All entries below need to be written out exactly, but without their pictures.
--- start Provided records ---
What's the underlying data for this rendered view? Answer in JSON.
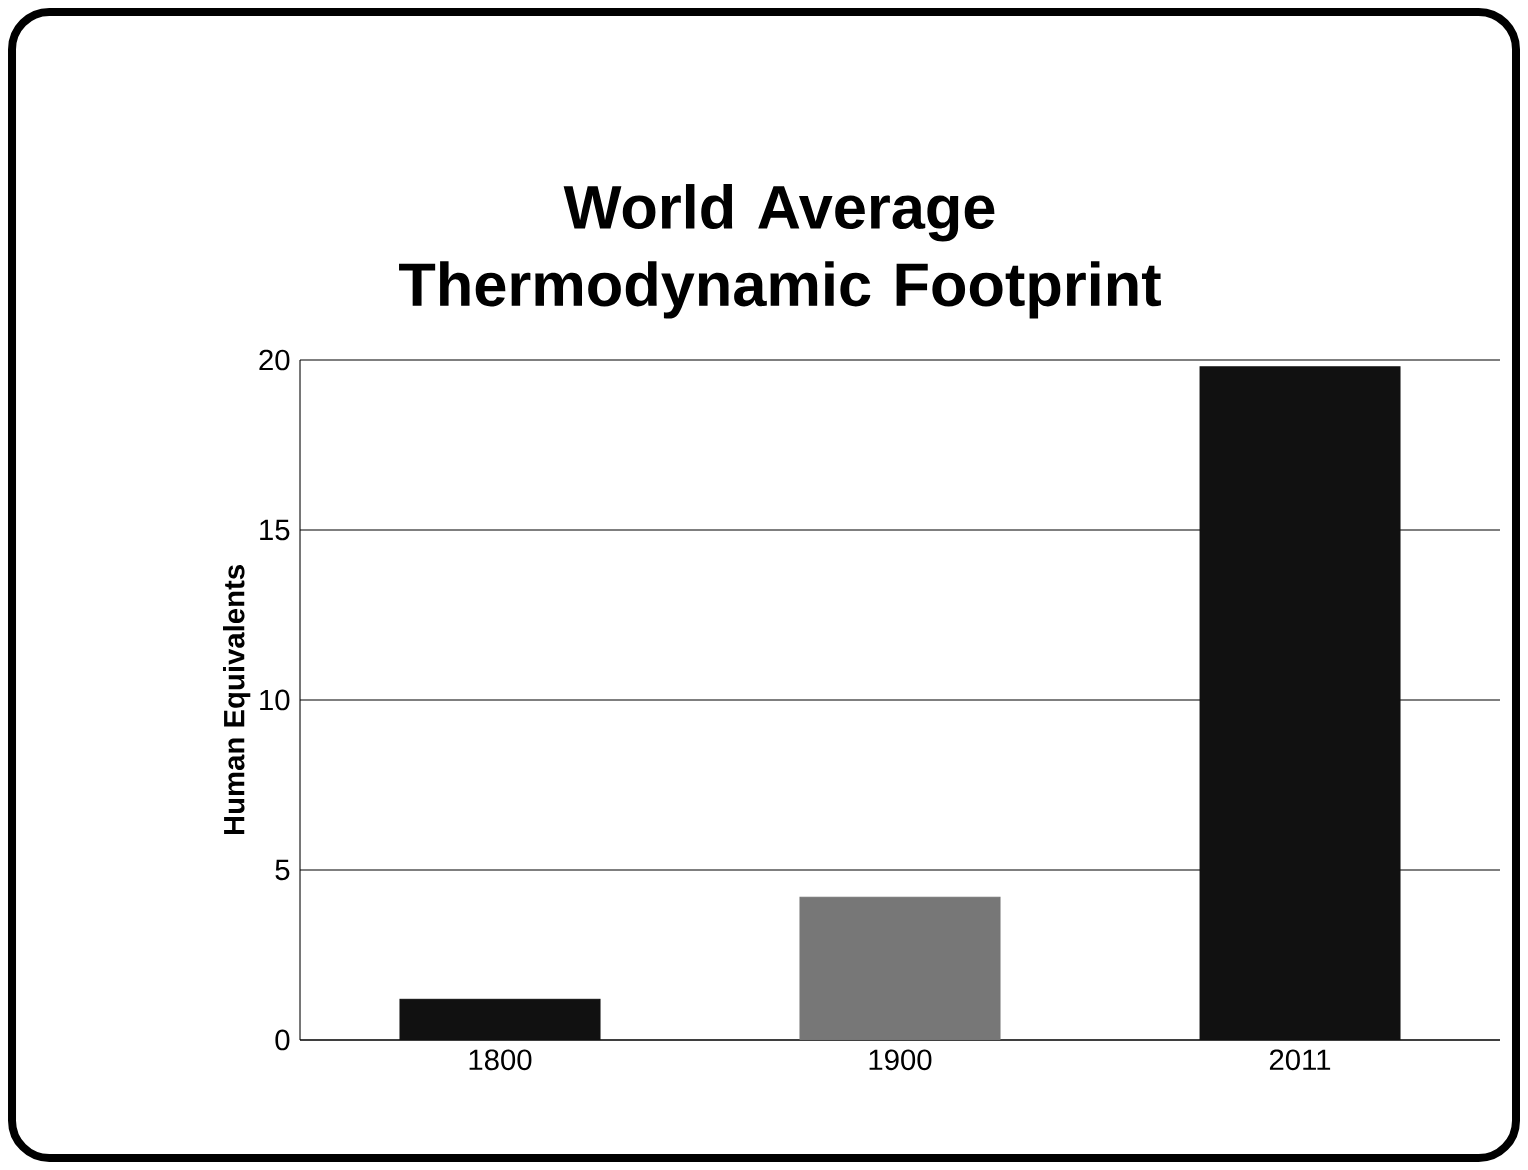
{
  "chart_data": {
    "type": "bar",
    "title": "World Average Thermodynamic Footprint",
    "ylabel": "Human Equivalents",
    "categories": [
      "1800",
      "1900",
      "2011"
    ],
    "values": [
      1.2,
      4.2,
      19.8
    ],
    "colors": [
      "#111111",
      "#777777",
      "#111111"
    ],
    "ylim": [
      0,
      20
    ],
    "yticks": [
      0,
      5,
      10,
      15,
      20
    ],
    "grid": "y"
  }
}
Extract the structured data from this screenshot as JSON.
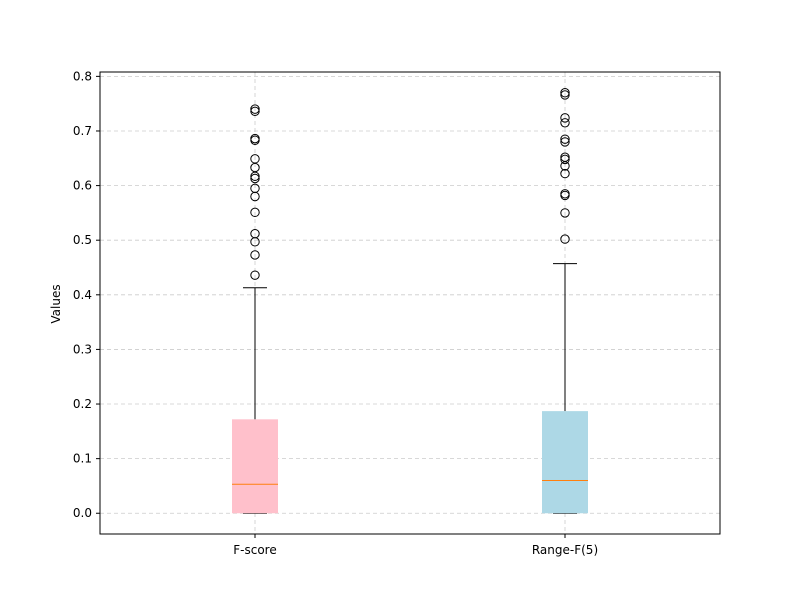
--- end Provided records ---
*Right answer*:
What's the underlying data for this rendered view? Answer in JSON.
{
  "chart_data": {
    "type": "bar",
    "title": "World Average Thermodynamic Footprint",
    "ylabel": "Human Equivalents",
    "categories": [
      "1800",
      "1900",
      "2011"
    ],
    "values": [
      1.2,
      4.2,
      19.8
    ],
    "colors": [
      "#111111",
      "#777777",
      "#111111"
    ],
    "ylim": [
      0,
      20
    ],
    "yticks": [
      0,
      5,
      10,
      15,
      20
    ],
    "grid": "y"
  }
}
Extract the structured data from this screenshot as JSON.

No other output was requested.